Please list all lines of the material below in which the string "output" occurs.
** start Provided data **
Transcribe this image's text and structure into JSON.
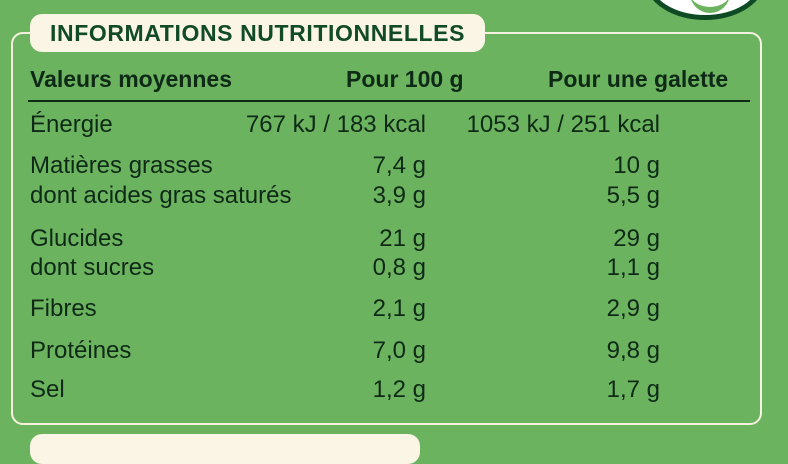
{
  "title": "INFORMATIONS NUTRITIONNELLES",
  "header": {
    "col0": "Valeurs moyennes",
    "col1": "Pour 100 g",
    "col2": "Pour une galette"
  },
  "rows": [
    {
      "label": "Énergie",
      "per100": "767 kJ / 183 kcal",
      "perGalette": "1053 kJ / 251 kcal"
    },
    {
      "label": "Matières grasses",
      "per100": "7,4 g",
      "perGalette": "10 g"
    },
    {
      "label": "dont acides gras saturés",
      "per100": "3,9 g",
      "perGalette": "5,5 g"
    },
    {
      "label": "Glucides",
      "per100": "21 g",
      "perGalette": "29 g"
    },
    {
      "label": "dont sucres",
      "per100": "0,8 g",
      "perGalette": "1,1 g"
    },
    {
      "label": "Fibres",
      "per100": "2,1 g",
      "perGalette": "2,9 g"
    },
    {
      "label": "Protéines",
      "per100": "7,0 g",
      "perGalette": "9,8 g"
    },
    {
      "label": "Sel",
      "per100": "1,2 g",
      "perGalette": "1,7 g"
    }
  ]
}
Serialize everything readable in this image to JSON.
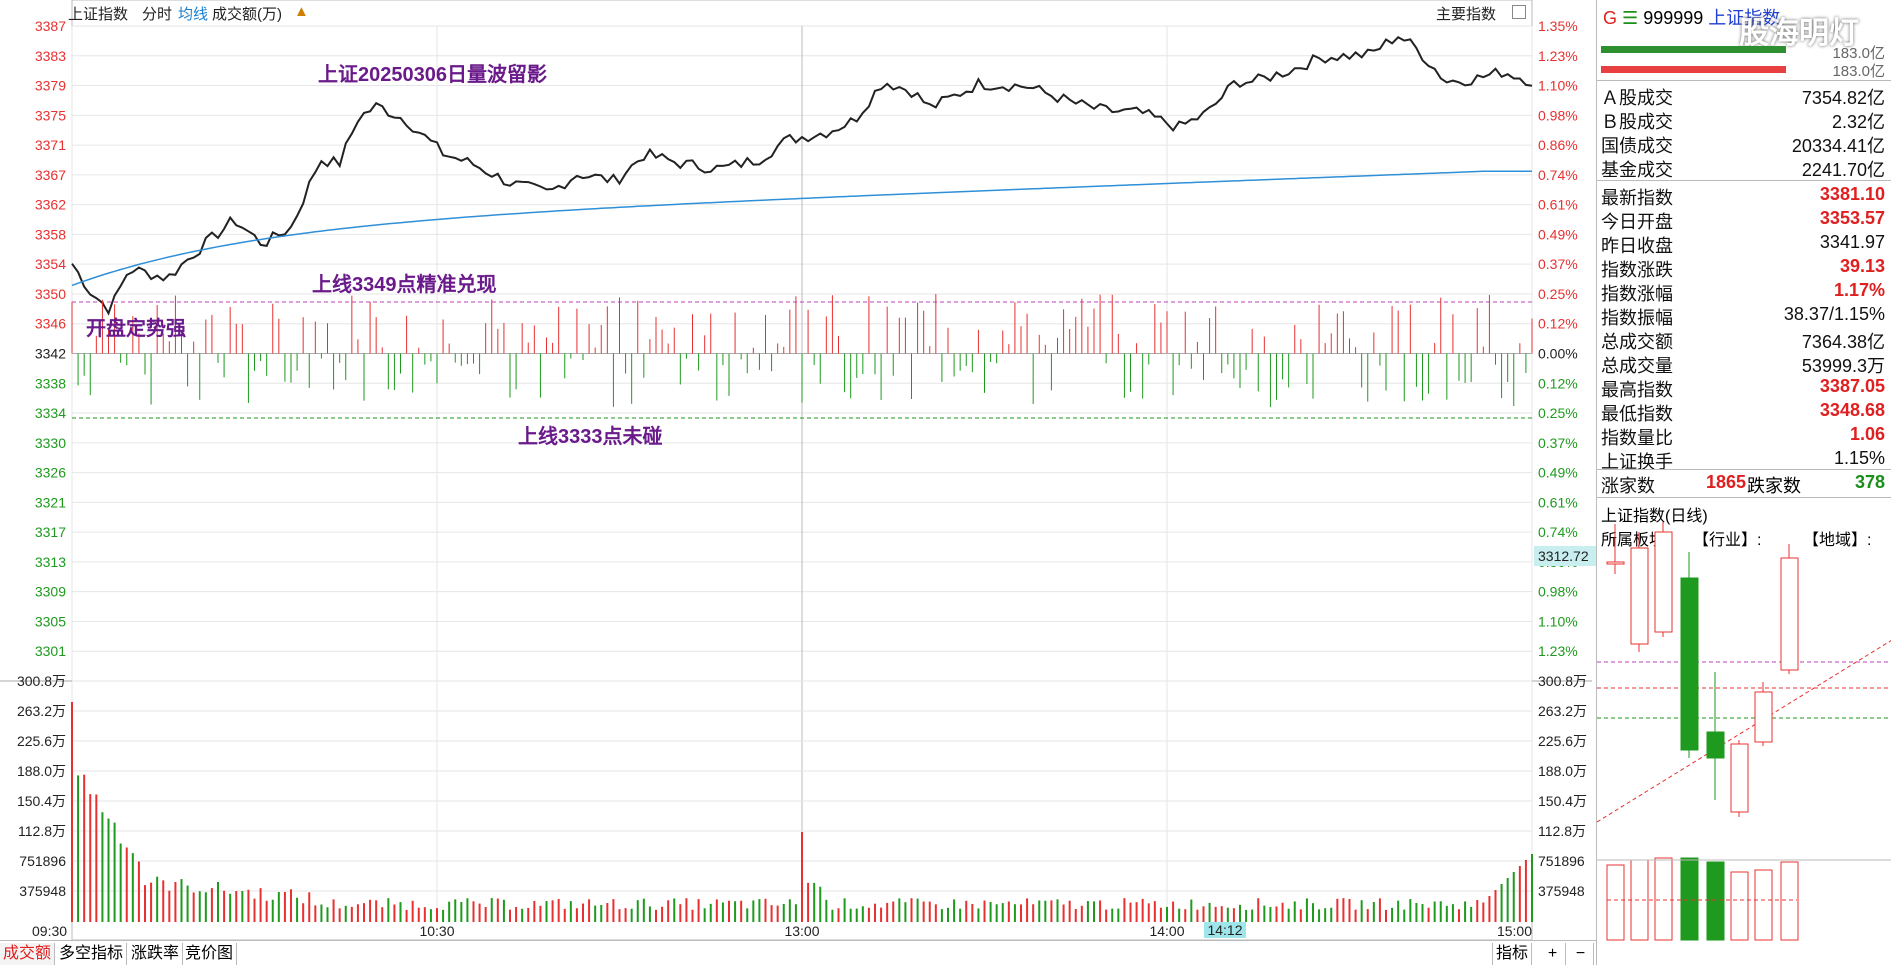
{
  "header": {
    "title": "上证指数",
    "tabs": [
      "分时",
      "均线",
      "成交额(万)"
    ],
    "right_label": "主要指数"
  },
  "annotations": {
    "title": "上证20250306日量波留影",
    "line1": "上线3349点精准兑现",
    "opening": "开盘定势强",
    "line2": "上线3333点未碰"
  },
  "price_axis": {
    "left": [
      "3387",
      "3383",
      "3379",
      "3375",
      "3371",
      "3367",
      "3362",
      "3358",
      "3354",
      "3350",
      "3346",
      "3342",
      "3338",
      "3334",
      "3330",
      "3326",
      "3321",
      "3317",
      "3313",
      "3309",
      "3305",
      "3301"
    ],
    "right": [
      "1.35%",
      "1.23%",
      "1.10%",
      "0.98%",
      "0.86%",
      "0.74%",
      "0.61%",
      "0.49%",
      "0.37%",
      "0.25%",
      "0.12%",
      "0.00%",
      "0.12%",
      "0.25%",
      "0.37%",
      "0.49%",
      "0.61%",
      "0.74%",
      "0.86%",
      "0.98%",
      "1.10%",
      "1.23%"
    ],
    "current_label": "3312.72"
  },
  "volume_axis": {
    "labels": [
      "300.8万",
      "263.2万",
      "225.6万",
      "188.0万",
      "150.4万",
      "112.8万",
      "751896",
      "375948"
    ]
  },
  "time_axis": {
    "labels": [
      "09:30",
      "10:30",
      "13:00",
      "14:00",
      "15:00"
    ],
    "cursor": "14:12"
  },
  "bottom_tabs": [
    "成交额",
    "多空指标",
    "涨跌率",
    "竞价图"
  ],
  "bottom_right": [
    "指标",
    "+",
    "−"
  ],
  "sidebar": {
    "code_prefix": "G",
    "code": "999999",
    "name": "上证指数",
    "watermark": "股海明灯",
    "bars_values": [
      "183.0亿",
      "183.0亿"
    ],
    "turnover": [
      {
        "k": "Ａ股成交",
        "v": "7354.82亿"
      },
      {
        "k": "Ｂ股成交",
        "v": "2.32亿"
      },
      {
        "k": "国债成交",
        "v": "20334.41亿"
      },
      {
        "k": "基金成交",
        "v": "2241.70亿"
      }
    ],
    "stats": [
      {
        "k": "最新指数",
        "v": "3381.10",
        "c": "red"
      },
      {
        "k": "今日开盘",
        "v": "3353.57",
        "c": "red"
      },
      {
        "k": "昨日收盘",
        "v": "3341.97",
        "c": "blk"
      },
      {
        "k": "指数涨跌",
        "v": "39.13",
        "c": "red"
      },
      {
        "k": "指数涨幅",
        "v": "1.17%",
        "c": "red"
      },
      {
        "k": "指数振幅",
        "v": "38.37/1.15%",
        "c": "blk"
      },
      {
        "k": "总成交额",
        "v": "7364.38亿",
        "c": "blk"
      },
      {
        "k": "总成交量",
        "v": "53999.3万",
        "c": "blk"
      },
      {
        "k": "最高指数",
        "v": "3387.05",
        "c": "red"
      },
      {
        "k": "最低指数",
        "v": "3348.68",
        "c": "red"
      },
      {
        "k": "指数量比",
        "v": "1.06",
        "c": "red"
      },
      {
        "k": "上证换手",
        "v": "1.15%",
        "c": "blk"
      }
    ],
    "up_label": "涨家数",
    "up": "1865",
    "down_label": "跌家数",
    "down": "378",
    "daily_title": "上证指数(日线)",
    "sector_label": "所属板块:",
    "industry": "【行业】:",
    "region": "【地域】:"
  },
  "colors": {
    "up": "#e83030",
    "down": "#1e9a1e",
    "price_line": "#222222",
    "avg_line": "#2f8fd8",
    "purple": "#c040c0"
  }
}
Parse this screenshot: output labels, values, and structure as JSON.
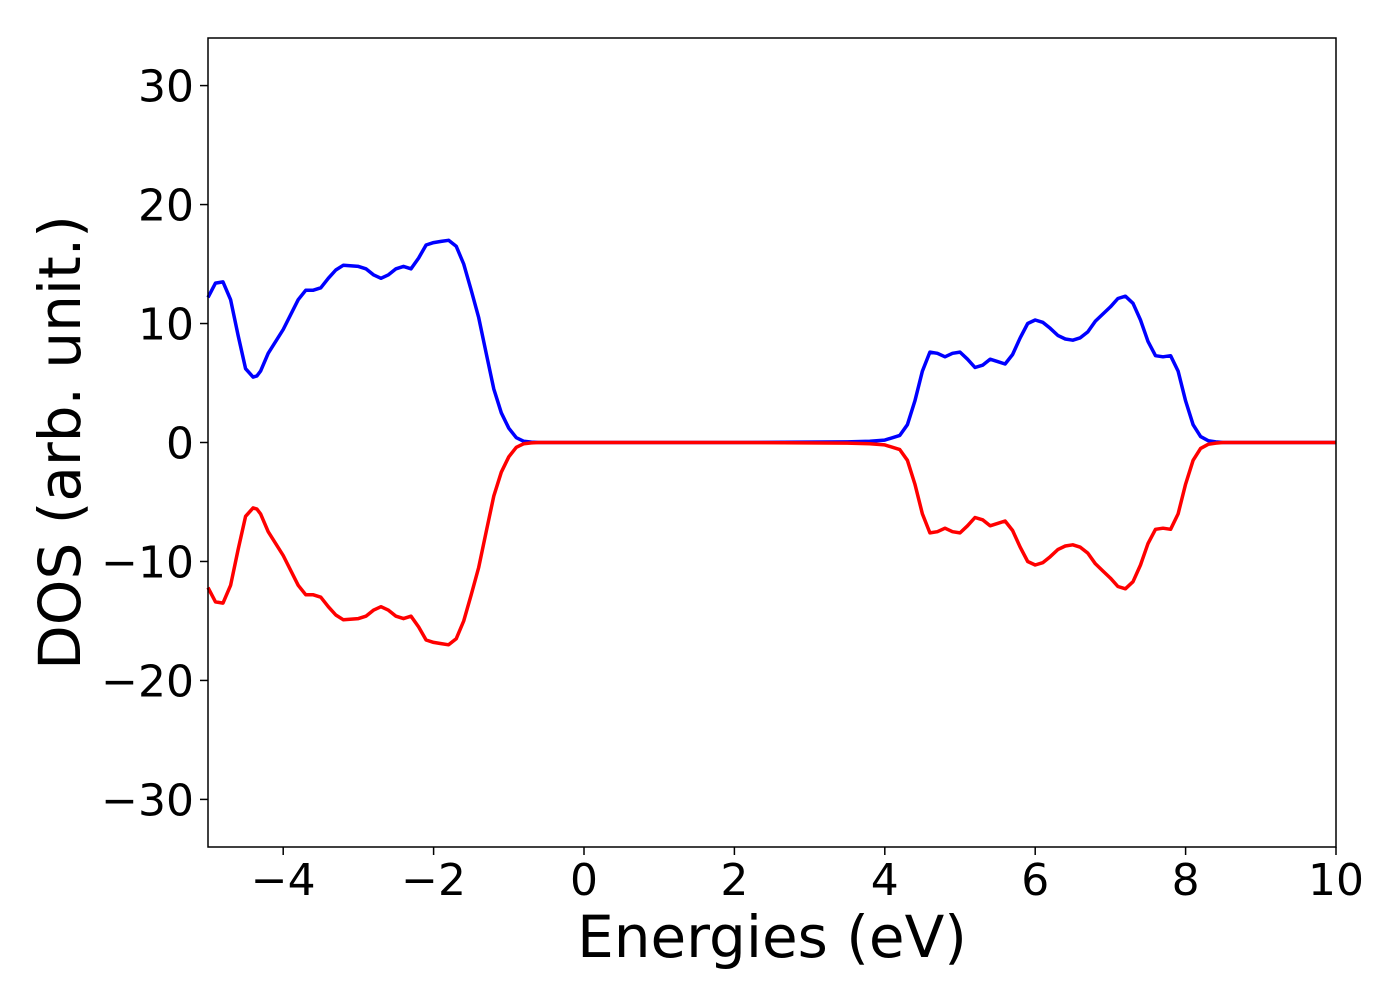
{
  "chart_data": {
    "type": "line",
    "title": "",
    "xlabel": "Energies (eV)",
    "ylabel": "DOS (arb. unit.)",
    "xlim": [
      -5,
      10
    ],
    "ylim": [
      -34,
      34
    ],
    "grid": false,
    "legend": "none",
    "xticks": [
      -4,
      -2,
      0,
      2,
      4,
      6,
      8,
      10
    ],
    "yticks": [
      -30,
      -20,
      -10,
      0,
      10,
      20,
      30
    ],
    "xtick_labels": [
      "−4",
      "−2",
      "0",
      "2",
      "4",
      "6",
      "8",
      "10"
    ],
    "ytick_labels": [
      "−30",
      "−20",
      "−10",
      "0",
      "10",
      "20",
      "30"
    ],
    "series": [
      {
        "color": "#0000ff",
        "x": [
          -5.0,
          -4.9,
          -4.8,
          -4.7,
          -4.6,
          -4.5,
          -4.4,
          -4.35,
          -4.3,
          -4.2,
          -4.0,
          -3.8,
          -3.7,
          -3.6,
          -3.5,
          -3.4,
          -3.3,
          -3.2,
          -3.0,
          -2.9,
          -2.8,
          -2.7,
          -2.6,
          -2.5,
          -2.4,
          -2.3,
          -2.2,
          -2.1,
          -2.0,
          -1.9,
          -1.8,
          -1.7,
          -1.6,
          -1.5,
          -1.4,
          -1.3,
          -1.2,
          -1.1,
          -1.0,
          -0.9,
          -0.8,
          -0.7,
          -0.6,
          -0.5,
          0.0,
          2.0,
          3.5,
          3.8,
          4.0,
          4.2,
          4.3,
          4.4,
          4.5,
          4.6,
          4.7,
          4.8,
          4.9,
          5.0,
          5.1,
          5.2,
          5.3,
          5.4,
          5.5,
          5.6,
          5.7,
          5.8,
          5.9,
          6.0,
          6.1,
          6.2,
          6.3,
          6.4,
          6.5,
          6.6,
          6.7,
          6.8,
          6.9,
          7.0,
          7.1,
          7.2,
          7.3,
          7.4,
          7.5,
          7.6,
          7.7,
          7.8,
          7.9,
          8.0,
          8.1,
          8.2,
          8.3,
          8.4,
          8.5,
          8.6,
          8.8,
          9.0,
          10.0
        ],
        "values": [
          12.2,
          13.4,
          13.5,
          12.0,
          9.0,
          6.2,
          5.5,
          5.6,
          6.0,
          7.5,
          9.5,
          12.0,
          12.8,
          12.8,
          13.0,
          13.8,
          14.5,
          14.9,
          14.8,
          14.6,
          14.1,
          13.8,
          14.1,
          14.6,
          14.8,
          14.6,
          15.5,
          16.6,
          16.8,
          16.9,
          17.0,
          16.5,
          15.0,
          12.8,
          10.5,
          7.5,
          4.5,
          2.5,
          1.2,
          0.4,
          0.1,
          0.03,
          0.0,
          0.0,
          0.0,
          0.0,
          0.05,
          0.1,
          0.2,
          0.6,
          1.5,
          3.5,
          6.0,
          7.6,
          7.5,
          7.2,
          7.5,
          7.6,
          7.0,
          6.3,
          6.5,
          7.0,
          6.8,
          6.6,
          7.4,
          8.8,
          10.0,
          10.3,
          10.1,
          9.6,
          9.0,
          8.7,
          8.6,
          8.8,
          9.3,
          10.2,
          10.8,
          11.4,
          12.1,
          12.3,
          11.7,
          10.3,
          8.5,
          7.3,
          7.2,
          7.3,
          6.0,
          3.5,
          1.5,
          0.5,
          0.15,
          0.05,
          0.0,
          0.0,
          0.0,
          0.0,
          0.0
        ]
      },
      {
        "color": "#ff0000",
        "x": [
          -5.0,
          -4.9,
          -4.8,
          -4.7,
          -4.6,
          -4.5,
          -4.4,
          -4.35,
          -4.3,
          -4.2,
          -4.0,
          -3.8,
          -3.7,
          -3.6,
          -3.5,
          -3.4,
          -3.3,
          -3.2,
          -3.0,
          -2.9,
          -2.8,
          -2.7,
          -2.6,
          -2.5,
          -2.4,
          -2.3,
          -2.2,
          -2.1,
          -2.0,
          -1.9,
          -1.8,
          -1.7,
          -1.6,
          -1.5,
          -1.4,
          -1.3,
          -1.2,
          -1.1,
          -1.0,
          -0.9,
          -0.8,
          -0.7,
          -0.6,
          -0.5,
          0.0,
          2.0,
          3.5,
          3.8,
          4.0,
          4.2,
          4.3,
          4.4,
          4.5,
          4.6,
          4.7,
          4.8,
          4.9,
          5.0,
          5.1,
          5.2,
          5.3,
          5.4,
          5.5,
          5.6,
          5.7,
          5.8,
          5.9,
          6.0,
          6.1,
          6.2,
          6.3,
          6.4,
          6.5,
          6.6,
          6.7,
          6.8,
          6.9,
          7.0,
          7.1,
          7.2,
          7.3,
          7.4,
          7.5,
          7.6,
          7.7,
          7.8,
          7.9,
          8.0,
          8.1,
          8.2,
          8.3,
          8.4,
          8.5,
          8.6,
          8.8,
          9.0,
          10.0
        ],
        "values": [
          -12.2,
          -13.4,
          -13.5,
          -12.0,
          -9.0,
          -6.2,
          -5.5,
          -5.6,
          -6.0,
          -7.5,
          -9.5,
          -12.0,
          -12.8,
          -12.8,
          -13.0,
          -13.8,
          -14.5,
          -14.9,
          -14.8,
          -14.6,
          -14.1,
          -13.8,
          -14.1,
          -14.6,
          -14.8,
          -14.6,
          -15.5,
          -16.6,
          -16.8,
          -16.9,
          -17.0,
          -16.5,
          -15.0,
          -12.8,
          -10.5,
          -7.5,
          -4.5,
          -2.5,
          -1.2,
          -0.4,
          -0.1,
          -0.03,
          0.0,
          0.0,
          0.0,
          0.0,
          -0.05,
          -0.1,
          -0.2,
          -0.6,
          -1.5,
          -3.5,
          -6.0,
          -7.6,
          -7.5,
          -7.2,
          -7.5,
          -7.6,
          -7.0,
          -6.3,
          -6.5,
          -7.0,
          -6.8,
          -6.6,
          -7.4,
          -8.8,
          -10.0,
          -10.3,
          -10.1,
          -9.6,
          -9.0,
          -8.7,
          -8.6,
          -8.8,
          -9.3,
          -10.2,
          -10.8,
          -11.4,
          -12.1,
          -12.3,
          -11.7,
          -10.3,
          -8.5,
          -7.3,
          -7.2,
          -7.3,
          -6.0,
          -3.5,
          -1.5,
          -0.5,
          -0.15,
          -0.05,
          0.0,
          0.0,
          0.0,
          0.0,
          0.0
        ]
      }
    ]
  }
}
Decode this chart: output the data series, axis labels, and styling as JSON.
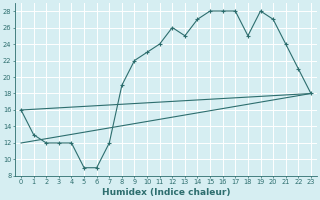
** end Provided data **
*Answer in full*:
Parse this screenshot: output labels, values, and structure as JSON.
Decode this chart: output the data series, axis labels, and styling as JSON.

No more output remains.